+++ Фрагмент текста

53 В. Г. Белинскому

53

В. Г. Белинскому

10 января 1841 г. Москва.

Милый мой Виссарион Григорьевич! Вот когда, наконец, собрался я к вам писать. Некогда было, скажете, недосуг, занять; ничего не бывало: ничего почти не делал, ничем не был занять, время все проходило как-то глупо, сквозь руки. Какая-то лень холодная, пустая, убийственная овладела мной. Скука, пустота, грусть и чорт знает что еще не лежит во мне. Какое-то состояние самое несносное, самое гадкое, ничего не делаешь — и делать ничего не хочется. Движешься, ходишь, бродишь, смотришь на все равнодушно, спокойно, — и только ищешь двери, чтоб скорей вон. Куда? — и сам не знаешь. Хочешь забыться — и не можешь, о чем-то думаешь — и ничего не думаешь в то же время. Собираешься писать, сядешь, возьмешь перо и держишь его в руках, как дурак палку. Не то чтобы хотел письмо написать получше, нет, хоть бы как-нибудь, и слова с пера нейдет; до чего это доведет, не знаю, а только жить приходить невыносимо тяжело. Прежде пилось, а теперь и пить не хочется: гадко, все потеряло интерес, и самый порок потерял свою обольстительную силу. Приходит день, приходить ночь — ровно будь их, или не будь…

Как вы живете? Не дай Бог если так же. Благодарю вас за письмо, тысячу раз благодарю, и на коленах стою перед вами и прошу вас простить за мое невежество. Да — это чисто невежество. Теперь отвечу вам на все по силе мочи. С прискорбием прочел я первое ваше письмо…

От души благодарю Комарова, Панаева и Языкова и Авдотью Яковлевну, что они меня помнят и полюбили; это чрезвычайно польстило моему самолюбию. Да, милый Виссарион Григорьевич, где вы, — там для меня жизнь всегда теплее, а где вас нет, — другое дело. Чем больше проходить время, тем больше эта истина доказывается опытом. Я теперь ясней начал чувствовать, как целый мир иногда сосредоточивается в одном человеке. Кажется, скоро придет пора, что вы для меня замените всех и вся. Моя душа часто начинает говорить про это, и никуда не просится жить, как к вам. Когда-то придет это время, когда-то можно это будет мне сделать не словами, а делом? Боже сохрани, если Воронеж почему-нибудь меня удержит у себя еще надолго, — я тогда пропал.

Аксаков приехал из Питера и говорить, что подписка на «Отечественный Записки» идет хорошо и равняется подписке на «Библиотеку». Дай-то Бог! Я был третьего дни у Аксакова. Он мне говорил, что Павлов, Николай Филиппович, получил от кого-то письмо из Питера, в котором пишут к нему, что вы от сотрудничества в «Отечественных Записках» отказались; почему — неизвестно. Я был у него для этого нарочно; не застал дома: уехал на две недели в деревню. Кажется, это сказки; но для чего они выдуманы, не знаю. — Аксаков это сказал мне с какой-то тайной радостью. Друзья, друзья! сердечные друзья!..

++++++

**Условие задачи**
Повторите слово в слово фрагмент письма В. Г. Белинскому, приведенного выше, от слов «От души благодарю» до слов «я тогда пропал.» включительно.

+++ Предоставленные материалы

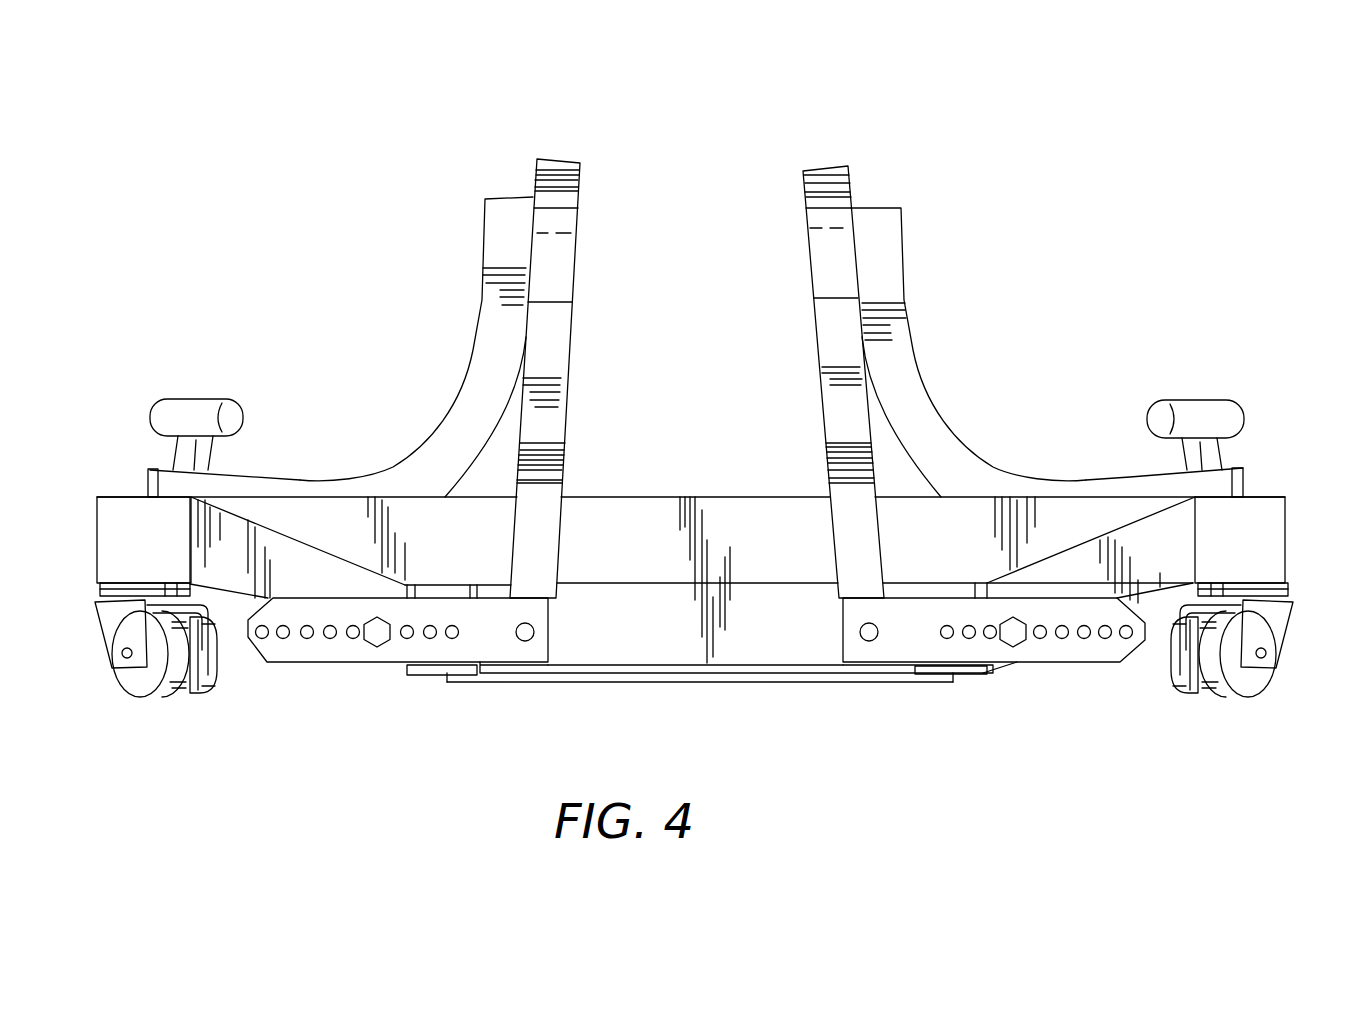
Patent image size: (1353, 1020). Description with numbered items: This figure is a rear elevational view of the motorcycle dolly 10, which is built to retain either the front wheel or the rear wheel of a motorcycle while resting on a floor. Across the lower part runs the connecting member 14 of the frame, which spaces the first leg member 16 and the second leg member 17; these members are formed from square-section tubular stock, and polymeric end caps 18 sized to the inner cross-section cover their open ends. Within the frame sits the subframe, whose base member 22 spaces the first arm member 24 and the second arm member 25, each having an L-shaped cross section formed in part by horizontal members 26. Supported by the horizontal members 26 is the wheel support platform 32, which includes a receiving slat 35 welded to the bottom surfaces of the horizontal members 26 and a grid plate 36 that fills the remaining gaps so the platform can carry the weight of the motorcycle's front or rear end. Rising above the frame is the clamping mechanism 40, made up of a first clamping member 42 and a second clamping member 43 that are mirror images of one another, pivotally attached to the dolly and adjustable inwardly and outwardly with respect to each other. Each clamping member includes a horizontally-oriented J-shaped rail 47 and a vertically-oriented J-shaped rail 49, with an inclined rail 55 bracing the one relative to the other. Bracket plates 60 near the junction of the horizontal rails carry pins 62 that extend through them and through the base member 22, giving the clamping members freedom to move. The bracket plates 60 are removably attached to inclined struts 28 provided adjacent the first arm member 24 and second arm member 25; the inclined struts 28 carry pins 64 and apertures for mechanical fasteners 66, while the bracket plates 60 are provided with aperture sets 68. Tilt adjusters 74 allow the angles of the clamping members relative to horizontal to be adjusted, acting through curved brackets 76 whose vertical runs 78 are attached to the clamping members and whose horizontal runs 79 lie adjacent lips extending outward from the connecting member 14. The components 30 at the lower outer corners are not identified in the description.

The motorcycle dolly 10 is at (300, 215).
The connecting member 14 is at (632, 515).
The first leg member 16 is at (97, 550).
The second leg member 17 is at (1287, 527).
The end caps 18 is at (103, 523).
The base member 22 is at (760, 653).
The first arm member 24 is at (440, 686).
The second arm member 25 is at (985, 675).
The horizontal members 26 is at (415, 676).
The inclined struts 28 is at (237, 593).
The caster 30 is at (136, 688).
The wheel support platform 32 is at (652, 698).
The receiving slat 35 is at (553, 672).
The grid plate 36 is at (502, 672).
The clamping mechanism 40 is at (646, 148).
The first clamping member 42 is at (583, 356).
The second clamping member 43 is at (798, 291).
The horizontally-oriented J-shaped rail 47 is at (540, 528).
The vertically-oriented J-shaped rail 49 is at (560, 262).
The inclined rail 55 is at (548, 430).
The bracket plates 60 is at (463, 612).
The pins 62 is at (533, 632).
The pins 64 is at (328, 640).
The mechanical fasteners 66 is at (377, 647).
The aperture sets 68 is at (303, 662).
The tilt adjusters 74 is at (183, 390).
The brackets 76 is at (450, 428).
The vertical runs 78 is at (493, 243).
The horizontal runs 79 is at (278, 485).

++++++

**Письменный ответ**
От души благодарю Комарова, Панаева и Языкова и Авдотью Яковлевну, что они меня помнят и полюбили; это чрезвычайно польстило моему самолюбию. Да, милый Виссарион Григорьевич, где вы, — там для меня жизнь всегда теплее, а где вас нет, — другое дело. Чем больше проходить время, тем больше эта истина доказывается опытом. Я теперь ясней начал чувствовать, как целый мир иногда сосредоточивается в одном человеке. Кажется, скоро придет пора, что вы для меня замените всех и вся. Моя душа часто начинает говорить про это, и никуда не просится жить, как к вам. Когда-то придет это время, когда-то можно это будет мне сделать не словами, а делом? Боже сохрани, если Воронеж почему-нибудь меня удержит у себя еще надолго, — я тогда пропал.